-- TASK DATA start --

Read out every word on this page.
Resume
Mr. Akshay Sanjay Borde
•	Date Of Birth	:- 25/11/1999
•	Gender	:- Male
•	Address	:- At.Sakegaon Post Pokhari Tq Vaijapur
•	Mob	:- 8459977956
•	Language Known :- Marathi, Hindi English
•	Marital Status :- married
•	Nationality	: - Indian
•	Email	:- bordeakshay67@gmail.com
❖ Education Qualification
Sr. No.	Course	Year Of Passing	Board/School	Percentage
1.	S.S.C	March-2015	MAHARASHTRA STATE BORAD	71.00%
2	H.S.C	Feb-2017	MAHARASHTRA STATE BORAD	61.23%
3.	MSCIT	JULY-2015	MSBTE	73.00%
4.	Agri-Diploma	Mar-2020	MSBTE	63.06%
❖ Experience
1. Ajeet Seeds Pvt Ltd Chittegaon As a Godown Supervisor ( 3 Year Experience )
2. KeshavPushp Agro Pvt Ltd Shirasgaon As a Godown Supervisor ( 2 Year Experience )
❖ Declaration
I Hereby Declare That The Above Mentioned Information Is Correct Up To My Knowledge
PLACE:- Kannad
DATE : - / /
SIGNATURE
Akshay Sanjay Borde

-- TASK DATA end --

(WRITTEN PROBLEM) Output the records exactly, including every line.

(ANSWER TO THE TASK)
Read out every word on this page.
Resume
Mr. Akshay Sanjay Borde
•	Date Of Birth	:- 25/11/1999
•	Gender	:- Male
•	Address	:- At.Sakegaon Post Pokhari Tq Vaijapur
•	Mob	:- 8459977956
•	Language Known :- Marathi, Hindi English
•	Marital Status :- married
•	Nationality	: - Indian
•	Email	:- bordeakshay67@gmail.com
❖ Education Qualification
Sr. No.	Course	Year Of Passing	Board/School	Percentage
1.	S.S.C	March-2015	MAHARASHTRA STATE BORAD	71.00%
2	H.S.C	Feb-2017	MAHARASHTRA STATE BORAD	61.23%
3.	MSCIT	JULY-2015	MSBTE	73.00%
4.	Agri-Diploma	Mar-2020	MSBTE	63.06%
❖ Experience
1. Ajeet Seeds Pvt Ltd Chittegaon As a Godown Supervisor ( 3 Year Experience )
2. KeshavPushp Agro Pvt Ltd Shirasgaon As a Godown Supervisor ( 2 Year Experience )
❖ Declaration
I Hereby Declare That The Above Mentioned Information Is Correct Up To My Knowledge
PLACE:- Kannad
DATE : - / /
SIGNATURE
Akshay Sanjay Borde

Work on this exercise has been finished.